GIVEN RECORDS
-=-=-=-=-
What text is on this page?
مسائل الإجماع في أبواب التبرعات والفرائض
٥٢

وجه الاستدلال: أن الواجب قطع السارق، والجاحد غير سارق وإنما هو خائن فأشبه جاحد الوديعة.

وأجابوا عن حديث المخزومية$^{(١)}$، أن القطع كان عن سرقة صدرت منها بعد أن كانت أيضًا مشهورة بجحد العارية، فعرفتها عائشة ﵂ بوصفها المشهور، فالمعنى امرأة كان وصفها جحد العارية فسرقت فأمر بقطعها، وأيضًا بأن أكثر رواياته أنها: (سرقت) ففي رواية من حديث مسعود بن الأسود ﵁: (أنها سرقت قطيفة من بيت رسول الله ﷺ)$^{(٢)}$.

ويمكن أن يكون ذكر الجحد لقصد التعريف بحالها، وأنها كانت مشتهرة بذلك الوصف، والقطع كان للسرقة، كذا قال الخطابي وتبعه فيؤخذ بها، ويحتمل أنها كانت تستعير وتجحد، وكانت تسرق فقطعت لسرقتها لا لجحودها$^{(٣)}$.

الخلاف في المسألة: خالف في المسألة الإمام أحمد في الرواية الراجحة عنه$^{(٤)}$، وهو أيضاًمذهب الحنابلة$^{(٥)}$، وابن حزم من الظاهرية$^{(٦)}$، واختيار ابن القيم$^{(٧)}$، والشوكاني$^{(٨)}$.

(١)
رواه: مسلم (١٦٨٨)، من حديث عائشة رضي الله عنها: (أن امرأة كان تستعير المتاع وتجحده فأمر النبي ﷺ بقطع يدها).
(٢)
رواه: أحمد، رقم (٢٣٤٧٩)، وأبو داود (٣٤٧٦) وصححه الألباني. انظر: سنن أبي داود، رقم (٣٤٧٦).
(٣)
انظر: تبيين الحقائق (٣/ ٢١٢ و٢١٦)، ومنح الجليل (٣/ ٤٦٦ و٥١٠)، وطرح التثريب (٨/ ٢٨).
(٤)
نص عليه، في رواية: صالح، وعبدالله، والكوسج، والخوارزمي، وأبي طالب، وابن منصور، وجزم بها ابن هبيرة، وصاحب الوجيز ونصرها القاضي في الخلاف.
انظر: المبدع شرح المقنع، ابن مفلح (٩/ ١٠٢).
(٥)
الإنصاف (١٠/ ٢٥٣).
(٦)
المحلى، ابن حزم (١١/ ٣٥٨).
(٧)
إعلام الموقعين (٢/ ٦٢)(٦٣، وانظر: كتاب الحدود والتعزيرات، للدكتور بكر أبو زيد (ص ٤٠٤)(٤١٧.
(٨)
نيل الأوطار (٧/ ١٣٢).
-=-=-=-=-
EXERCISE REQUIREMENTS
Reproduce all the data word for word.

RIGHT ANSWER
What text is on this page?
مسائل الإجماع في أبواب التبرعات والفرائض
٥٢

وجه الاستدلال: أن الواجب قطع السارق، والجاحد غير سارق وإنما هو خائن فأشبه جاحد الوديعة.

وأجابوا عن حديث المخزومية$^{(١)}$، أن القطع كان عن سرقة صدرت منها بعد أن كانت أيضًا مشهورة بجحد العارية، فعرفتها عائشة ﵂ بوصفها المشهور، فالمعنى امرأة كان وصفها جحد العارية فسرقت فأمر بقطعها، وأيضًا بأن أكثر رواياته أنها: (سرقت) ففي رواية من حديث مسعود بن الأسود ﵁: (أنها سرقت قطيفة من بيت رسول الله ﷺ)$^{(٢)}$.

ويمكن أن يكون ذكر الجحد لقصد التعريف بحالها، وأنها كانت مشتهرة بذلك الوصف، والقطع كان للسرقة، كذا قال الخطابي وتبعه فيؤخذ بها، ويحتمل أنها كانت تستعير وتجحد، وكانت تسرق فقطعت لسرقتها لا لجحودها$^{(٣)}$.

الخلاف في المسألة: خالف في المسألة الإمام أحمد في الرواية الراجحة عنه$^{(٤)}$، وهو أيضاًمذهب الحنابلة$^{(٥)}$، وابن حزم من الظاهرية$^{(٦)}$، واختيار ابن القيم$^{(٧)}$، والشوكاني$^{(٨)}$.

(١)
رواه: مسلم (١٦٨٨)، من حديث عائشة رضي الله عنها: (أن امرأة كان تستعير المتاع وتجحده فأمر النبي ﷺ بقطع يدها).
(٢)
رواه: أحمد، رقم (٢٣٤٧٩)، وأبو داود (٣٤٧٦) وصححه الألباني. انظر: سنن أبي داود، رقم (٣٤٧٦).
(٣)
انظر: تبيين الحقائق (٣/ ٢١٢ و٢١٦)، ومنح الجليل (٣/ ٤٦٦ و٥١٠)، وطرح التثريب (٨/ ٢٨).
(٤)
نص عليه، في رواية: صالح، وعبدالله، والكوسج، والخوارزمي، وأبي طالب، وابن منصور، وجزم بها ابن هبيرة، وصاحب الوجيز ونصرها القاضي في الخلاف.
انظر: المبدع شرح المقنع، ابن مفلح (٩/ ١٠٢).
(٥)
الإنصاف (١٠/ ٢٥٣).
(٦)
المحلى، ابن حزم (١١/ ٣٥٨).
(٧)
إعلام الموقعين (٢/ ٦٢)(٦٣، وانظر: كتاب الحدود والتعزيرات، للدكتور بكر أبو زيد (ص ٤٠٤)(٤١٧.
(٨)
نيل الأوطار (٧/ ١٣٢).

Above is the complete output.